== Text ==
·····

Verkürzt wird er zumeist als erster Antisemitismus-Beauftragter der Bundesregierung bezeichnet. Aber er ist mehr als das: Felix Klein ist auch Beauftragter für jüdisches Leben. Neben seinem Einsatz gegen den Antisemitismus – zum Beispiel durch eine bundesweite Erfassung antisemitischer Vorfälle – soll der 1968 in Darmstadt geborene Diplomat auch Ansprechpartner für jüdische Organisationen und für Initiativen sein, die jüdisches Leben in Deutschland zur besseren Entfaltung bringen. Bei der Aufklärung über Antisemitismus will Klein die Kirchen verstärkt einbinden. Deren historische Verantwortung gegenüber der jüdischen Gemeinschaft sei groß, sagte er im Interview mit Anna Mertens in Berlin.
Herr Klein, wie kamen Sie zu dem Amt?
Ich habe mich im Auswärtigen Amt mehr als vier Jahre nahezu ausschließlich mit Antisemi-tismusbekämpfung und Holocaust-Erinnerung befasst und habe viele Kontakte geknüpft, unter anderem zum Zentralrat der Juden in Deutschland. Das Außenamt hat seit über zwölf Jahren eine solche Stelle.
Haben Sie auch eine persönliche Nähe zu dem Thema?
Aus meiner Schulzeit in Italien und Deutschland habe ich jüdische Freunde, und mit 18 Jahren war ich erstmals über ein Orchesterprojekt – ich spiele Geige – in Israel. Die Faszination für die jüdi-sche Kultur ist geblieben. Ich war aber nie als Diplomat in Tel Aviv tätig und spreche auch kein Heb-räisch.
Sie sind der erste Amtsinhaber. Welche Aufgaben erwarten Sie?
Die Beschreibung im Bundestagsbeschluss vom Januar ist sehr detailliert. Ich soll etwa einen Expertenkreis aufbauen und denke dabei an vier bis fünf Experten. Darüber hinaus soll ich die Empfehlungen des Unabhängigen Expertenkreises Antisemitismus umsetzen. Ich möchte grundsätzlich alle Akteure besser vernetzen. Antisemitismus ist allgegenwärtig und ein gesamtgesellschaftliches Problem. Zugleich gehört die jüdische Kultur seit Jahrhunderten zu unserem Land.
Das sind viele Baustellen. Wie setzen Sie Prioritäten?
Antisemitismus ist – ob von links, rechts oder muslimisch – immer gefährlich. Zunächst möchte ich daher herausfinden, wo Antisemitismus in welcher Form auftritt. Ich plane bis Jahresende ein bundesweites System zur einheitlichen Erfassung antisemitischer Vorfälle, ähnlich der Recherche- und Informationsstelle Antisemitismus RIAS. Es soll eine zivilgesellschaftliche Organisation – ein Bundesverband – sein, die mit Polizei und jüdischen Gemeinden zusammenarbeitet.

·····

== Aufzeichnungen zur Position von Elementen ==
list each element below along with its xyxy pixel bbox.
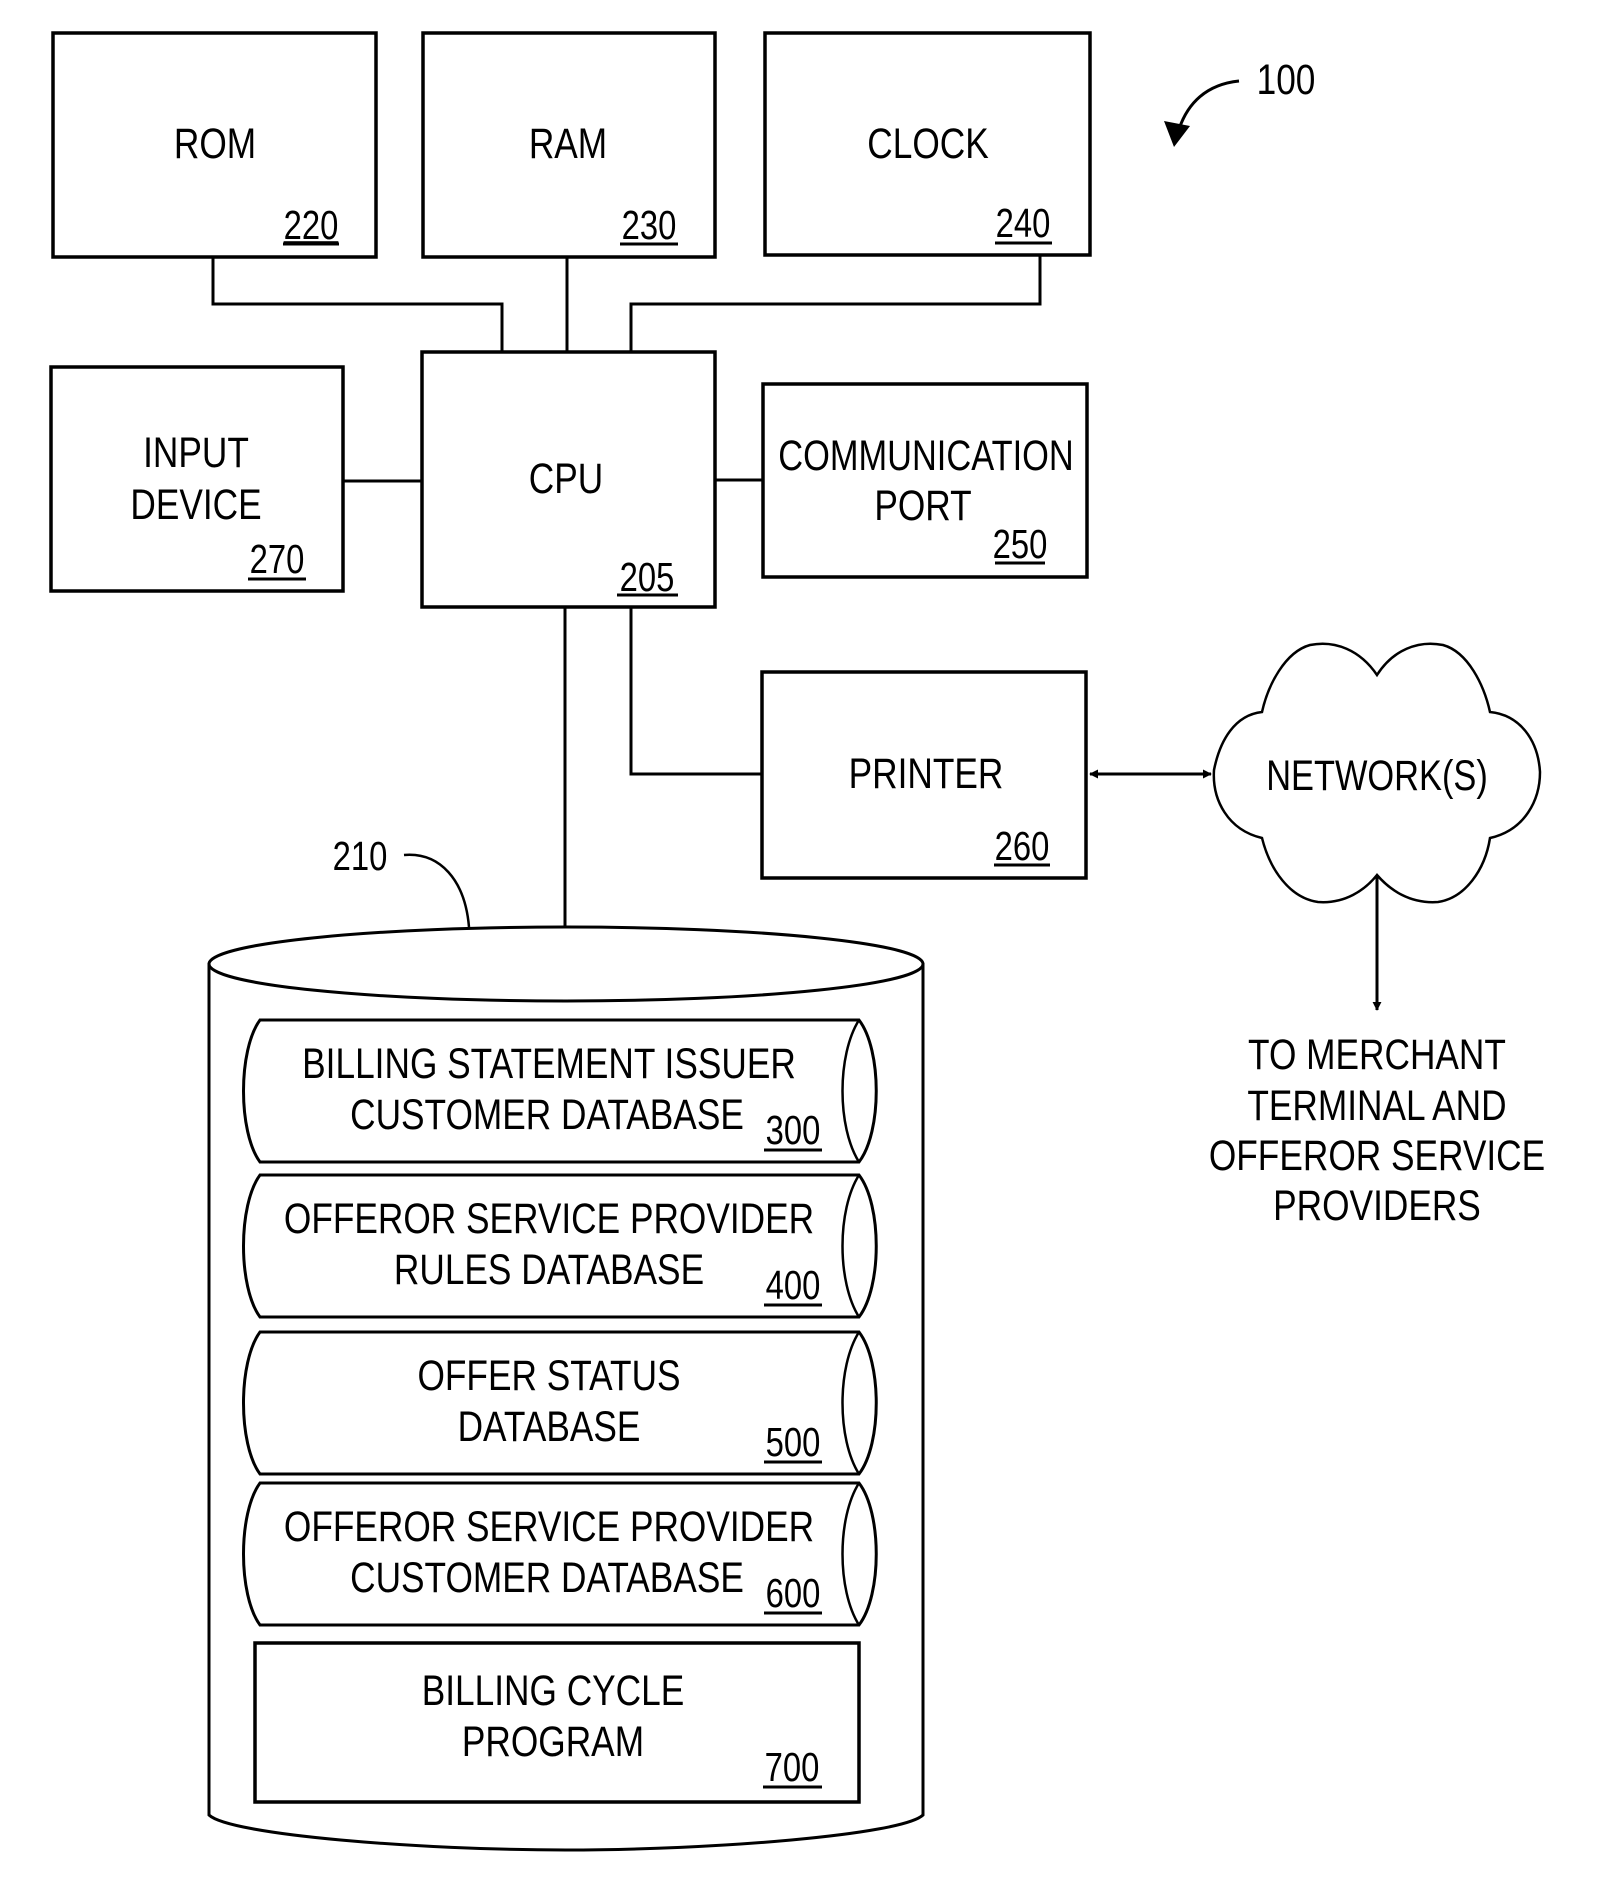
input-device-label-line-1: INPUT bbox=[143, 429, 249, 477]
database-item: OFFEROR SERVICE PROVIDERRULES DATABASE 40… bbox=[242, 1173, 878, 1319]
communication-port-label-line-1: COMMUNICATION bbox=[778, 432, 1073, 479]
clock-block: CLOCK 240 bbox=[763, 31, 1092, 257]
cpu-label: CPU bbox=[529, 455, 603, 503]
billing-cycle-program-block: BILLING CYCLE PROGRAM 700 bbox=[253, 1641, 861, 1804]
ram-ref-number: 230 bbox=[622, 201, 677, 247]
destination-label: TO MERCHANT TERMINAL AND OFFEROR SERVICE… bbox=[1209, 1031, 1545, 1230]
input-device-block: INPUT DEVICE 270 bbox=[49, 365, 345, 593]
ram-label: RAM bbox=[529, 120, 607, 168]
communication-port-block: COMMUNICATION PORT 250 bbox=[761, 382, 1089, 579]
billing-cycle-program-label-line-2: PROGRAM bbox=[462, 1718, 644, 1766]
database-label-line: CUSTOMER DATABASE bbox=[350, 1554, 744, 1602]
database-ref-number: 300 bbox=[766, 1106, 821, 1152]
printer-ref-number: 260 bbox=[995, 822, 1050, 868]
storage-ref-number: 210 bbox=[333, 832, 388, 878]
printer-block: PRINTER 260 bbox=[760, 670, 1088, 880]
communication-port-ref-number: 250 bbox=[993, 520, 1048, 566]
destination-label-line-2: TERMINAL AND bbox=[1247, 1082, 1506, 1130]
database-ref-number: 500 bbox=[766, 1418, 821, 1464]
storage-ref-leader bbox=[403, 853, 471, 928]
database-label-line: OFFEROR SERVICE PROVIDER bbox=[284, 1195, 814, 1243]
figure-reference-number: 100 bbox=[1257, 56, 1316, 104]
database-label-line: OFFER STATUS bbox=[417, 1352, 680, 1400]
cpu-printer-connector bbox=[629, 607, 762, 776]
database-label-line: OFFEROR SERVICE PROVIDER bbox=[284, 1503, 814, 1551]
database-ref-number: 600 bbox=[766, 1569, 821, 1615]
destination-label-line-4: PROVIDERS bbox=[1273, 1182, 1481, 1230]
cpu-ref-number: 205 bbox=[620, 553, 675, 599]
input-device-ref-number: 270 bbox=[250, 535, 305, 581]
destination-label-line-1: TO MERCHANT bbox=[1248, 1031, 1506, 1079]
database-item: OFFEROR SERVICE PROVIDERCUSTOMER DATABAS… bbox=[242, 1481, 878, 1627]
database-label-line: CUSTOMER DATABASE bbox=[350, 1091, 744, 1139]
communication-port-label-line-2: PORT bbox=[874, 482, 971, 530]
ram-block: RAM 230 bbox=[421, 31, 717, 259]
figure-reference-arrowhead-icon bbox=[1164, 121, 1190, 147]
billing-cycle-program-ref-number: 700 bbox=[765, 1743, 820, 1789]
cpu-block: CPU 205 bbox=[420, 350, 717, 609]
destination-label-line-3: OFFEROR SERVICE bbox=[1209, 1132, 1545, 1180]
cylinder-top bbox=[207, 925, 925, 1003]
network-label: NETWORK(S) bbox=[1266, 752, 1488, 799]
clock-ref-number: 240 bbox=[996, 199, 1051, 245]
rom-label: ROM bbox=[174, 120, 256, 168]
network-cloud: NETWORK(S) bbox=[1212, 642, 1542, 904]
database-label-line: DATABASE bbox=[458, 1403, 641, 1451]
input-device-label-line-2: DEVICE bbox=[130, 481, 261, 529]
billing-cycle-program-label-line-1: BILLING CYCLE bbox=[422, 1667, 685, 1715]
printer-label: PRINTER bbox=[849, 750, 1004, 798]
database-item: OFFER STATUSDATABASE 500 bbox=[242, 1330, 878, 1476]
rom-ref-number: 220 bbox=[284, 201, 339, 247]
rom-block: ROM 220 bbox=[51, 31, 378, 259]
system-block-diagram: 100 ROM 220 RAM 230 CLOCK 240 INPUT DEVI… bbox=[49, 31, 1545, 1852]
database-ref-number: 400 bbox=[766, 1261, 821, 1307]
database-label-line: BILLING STATEMENT ISSUER bbox=[302, 1040, 796, 1088]
database-item: BILLING STATEMENT ISSUERCUSTOMER DATABAS… bbox=[242, 1018, 878, 1164]
rom-cpu-connector bbox=[211, 257, 504, 352]
clock-cpu-connector bbox=[629, 255, 1042, 352]
clock-label: CLOCK bbox=[867, 120, 988, 168]
database-label-line: RULES DATABASE bbox=[394, 1246, 704, 1294]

·····

== Aufgaben ==
1. Mit wie vielen Experten plant Felix Klein laut dem Interview seinen Expertenkreis?
2. Schreiben Sie das Interview mit Felix Klein über den Kampf gegen Antisemitismus weiter.
Das Material ist eigenständig und gehört nicht zum Interview.

== Lösungen ==
1. Mit vier bis fünf Experten.

2.
Besteht dabei nicht die Gefahr von Parallelstrukturen, etwa zur polizeilichen Kriminalstatistik?
Wir brauchen unterschiedliche Statistiken. Wir müssen uns aber die Kriminalstatistik noch einmal anschauen. Derzeit sind rund 90 Prozent der Straftaten politisch rechts motiviert. Das sollten wir überprüfen.
Der Bericht des Unabhängigen Expertenkreises Antisemitismus hat 2017 ein fehlendes Gesamtkonzept gegen Antisemitismus beklagt. Kann es so etwas geben?
Antisemitismus hat ungemein viele Facetten, aber ich denke, dass wir Konzepte und Handreichungen im Umgang mit Formen des Antisemitismus entwickeln können, etwa im Bildungsbereich.
Der Bericht enthielt auch eine Befragung von 18 Imamen, die keine radikalen antisemitischen Stereotype ergab. Trotzdem wird derzeit vor allem über muslimischen Antisemitismus gesprochen. Passiert das zu Recht oder ist die Debatte übertrieben?
Sie ist insofern übertrieben, da sie vor allem von Nicht-Muslimen geführt wird. Muslime sind nicht geborene Antisemiten, und wir müssen jede Vorverurteilung und Hetze unterbinden. Aber wir sollten mit Imamen und Moscheegemeinden zusammenarbeiten, um in der muslimischen Gemein-schaft über Antisemitismus aufzuklären. Ich will das vor allem im Rahmen der Deutschen Islamkonferenz vorantreiben.
Sollten sich auch die Kirchen stärker einbringen?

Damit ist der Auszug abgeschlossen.